Will you transcribe the entries that follow, exactly and in full?

[Data entries]
▬▬▬

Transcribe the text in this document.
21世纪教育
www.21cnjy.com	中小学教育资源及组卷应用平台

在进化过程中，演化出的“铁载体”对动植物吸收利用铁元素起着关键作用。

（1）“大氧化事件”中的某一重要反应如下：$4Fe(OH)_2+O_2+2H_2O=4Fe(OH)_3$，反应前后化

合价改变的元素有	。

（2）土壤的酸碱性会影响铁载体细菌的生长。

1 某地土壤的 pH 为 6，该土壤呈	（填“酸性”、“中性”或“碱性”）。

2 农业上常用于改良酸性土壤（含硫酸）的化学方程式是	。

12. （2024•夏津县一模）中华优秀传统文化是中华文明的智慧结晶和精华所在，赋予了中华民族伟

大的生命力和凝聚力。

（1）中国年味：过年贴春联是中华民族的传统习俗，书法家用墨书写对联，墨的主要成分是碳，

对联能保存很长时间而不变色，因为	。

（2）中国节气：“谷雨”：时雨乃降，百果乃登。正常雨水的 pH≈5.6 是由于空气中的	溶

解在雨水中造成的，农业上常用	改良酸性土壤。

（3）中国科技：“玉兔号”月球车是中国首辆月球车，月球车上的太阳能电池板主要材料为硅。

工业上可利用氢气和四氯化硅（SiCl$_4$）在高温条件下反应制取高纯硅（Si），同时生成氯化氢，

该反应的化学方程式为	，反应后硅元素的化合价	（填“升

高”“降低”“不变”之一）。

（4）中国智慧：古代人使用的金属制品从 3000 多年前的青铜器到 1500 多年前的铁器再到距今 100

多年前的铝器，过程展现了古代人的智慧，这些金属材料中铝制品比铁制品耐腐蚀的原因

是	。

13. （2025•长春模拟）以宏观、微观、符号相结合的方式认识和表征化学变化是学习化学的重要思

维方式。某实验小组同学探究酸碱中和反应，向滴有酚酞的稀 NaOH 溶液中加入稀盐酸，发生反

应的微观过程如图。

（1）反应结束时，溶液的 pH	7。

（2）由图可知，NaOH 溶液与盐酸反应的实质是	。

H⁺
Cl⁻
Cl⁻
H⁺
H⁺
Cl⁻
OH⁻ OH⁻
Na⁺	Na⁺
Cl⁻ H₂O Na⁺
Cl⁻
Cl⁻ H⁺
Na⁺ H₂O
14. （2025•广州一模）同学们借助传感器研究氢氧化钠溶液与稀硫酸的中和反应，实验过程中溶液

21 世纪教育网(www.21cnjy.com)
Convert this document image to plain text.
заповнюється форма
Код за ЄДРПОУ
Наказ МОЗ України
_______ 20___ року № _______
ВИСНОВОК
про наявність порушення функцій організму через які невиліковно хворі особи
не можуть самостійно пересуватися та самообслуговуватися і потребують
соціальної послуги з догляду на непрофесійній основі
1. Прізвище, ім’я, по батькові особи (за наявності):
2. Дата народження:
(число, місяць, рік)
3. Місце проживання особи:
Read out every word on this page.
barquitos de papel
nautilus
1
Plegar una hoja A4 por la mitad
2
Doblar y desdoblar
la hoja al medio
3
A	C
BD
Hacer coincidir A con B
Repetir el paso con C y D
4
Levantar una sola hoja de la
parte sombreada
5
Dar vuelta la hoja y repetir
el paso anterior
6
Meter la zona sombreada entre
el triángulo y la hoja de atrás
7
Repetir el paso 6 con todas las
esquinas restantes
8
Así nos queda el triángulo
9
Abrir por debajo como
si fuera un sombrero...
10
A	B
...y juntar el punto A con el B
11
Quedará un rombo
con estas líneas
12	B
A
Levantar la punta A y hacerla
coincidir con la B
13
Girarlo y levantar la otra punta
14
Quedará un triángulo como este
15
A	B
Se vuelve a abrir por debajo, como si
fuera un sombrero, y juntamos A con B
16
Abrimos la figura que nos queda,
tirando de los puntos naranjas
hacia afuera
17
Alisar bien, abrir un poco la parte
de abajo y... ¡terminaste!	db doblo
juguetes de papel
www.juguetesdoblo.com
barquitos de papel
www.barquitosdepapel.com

▬▬▬

→ **Solution to this exercise**
Transcribe the text in this document.
21世纪教育
www.21cnjy.com	中小学教育资源及组卷应用平台

在进化过程中，演化出的“铁载体”对动植物吸收利用铁元素起着关键作用。

（1）“大氧化事件”中的某一重要反应如下：$4Fe(OH)_2+O_2+2H_2O=4Fe(OH)_3$，反应前后化

合价改变的元素有	。

（2）土壤的酸碱性会影响铁载体细菌的生长。

1 某地土壤的 pH 为 6，该土壤呈	（填“酸性”、“中性”或“碱性”）。

2 农业上常用于改良酸性土壤（含硫酸）的化学方程式是	。

12. （2024•夏津县一模）中华优秀传统文化是中华文明的智慧结晶和精华所在，赋予了中华民族伟

大的生命力和凝聚力。

（1）中国年味：过年贴春联是中华民族的传统习俗，书法家用墨书写对联，墨的主要成分是碳，

对联能保存很长时间而不变色，因为	。

（2）中国节气：“谷雨”：时雨乃降，百果乃登。正常雨水的 pH≈5.6 是由于空气中的	溶

解在雨水中造成的，农业上常用	改良酸性土壤。

（3）中国科技：“玉兔号”月球车是中国首辆月球车，月球车上的太阳能电池板主要材料为硅。

工业上可利用氢气和四氯化硅（SiCl$_4$）在高温条件下反应制取高纯硅（Si），同时生成氯化氢，

该反应的化学方程式为	，反应后硅元素的化合价	（填“升

高”“降低”“不变”之一）。

（4）中国智慧：古代人使用的金属制品从 3000 多年前的青铜器到 1500 多年前的铁器再到距今 100

多年前的铝器，过程展现了古代人的智慧，这些金属材料中铝制品比铁制品耐腐蚀的原因

是	。

13. （2025•长春模拟）以宏观、微观、符号相结合的方式认识和表征化学变化是学习化学的重要思

维方式。某实验小组同学探究酸碱中和反应，向滴有酚酞的稀 NaOH 溶液中加入稀盐酸，发生反

应的微观过程如图。

（1）反应结束时，溶液的 pH	7。

（2）由图可知，NaOH 溶液与盐酸反应的实质是	。

H⁺
Cl⁻
Cl⁻
H⁺
H⁺
Cl⁻
OH⁻ OH⁻
Na⁺	Na⁺
Cl⁻ H₂O Na⁺
Cl⁻
Cl⁻ H⁺
Na⁺ H₂O
14. （2025•广州一模）同学们借助传感器研究氢氧化钠溶液与稀硫酸的中和反应，实验过程中溶液

21 世纪教育网(www.21cnjy.com)
Convert this document image to plain text.
заповнюється форма
Код за ЄДРПОУ
Наказ МОЗ України
_______ 20___ року № _______
ВИСНОВОК
про наявність порушення функцій організму через які невиліковно хворі особи
не можуть самостійно пересуватися та самообслуговуватися і потребують
соціальної послуги з догляду на непрофесійній основі
1. Прізвище, ім’я, по батькові особи (за наявності):
2. Дата народження:
(число, місяць, рік)
3. Місце проживання особи:
Read out every word on this page.
barquitos de papel
nautilus
1
Plegar una hoja A4 por la mitad
2
Doblar y desdoblar
la hoja al medio
3
A	C
BD
Hacer coincidir A con B
Repetir el paso con C y D
4
Levantar una sola hoja de la
parte sombreada
5
Dar vuelta la hoja y repetir
el paso anterior
6
Meter la zona sombreada entre
el triángulo y la hoja de atrás
7
Repetir el paso 6 con todas las
esquinas restantes
8
Así nos queda el triángulo
9
Abrir por debajo como
si fuera un sombrero...
10
A	B
...y juntar el punto A con el B
11
Quedará un rombo
con estas líneas
12	B
A
Levantar la punta A y hacerla
coincidir con la B
13
Girarlo y levantar la otra punta
14
Quedará un triángulo como este
15
A	B
Se vuelve a abrir por debajo, como si
fuera un sombrero, y juntamos A con B
16
Abrimos la figura que nos queda,
tirando de los puntos naranjas
hacia afuera
17
Alisar bien, abrir un poco la parte
de abajo y... ¡terminaste!	db doblo
juguetes de papel
www.juguetesdoblo.com
barquitos de papel
www.barquitosdepapel.com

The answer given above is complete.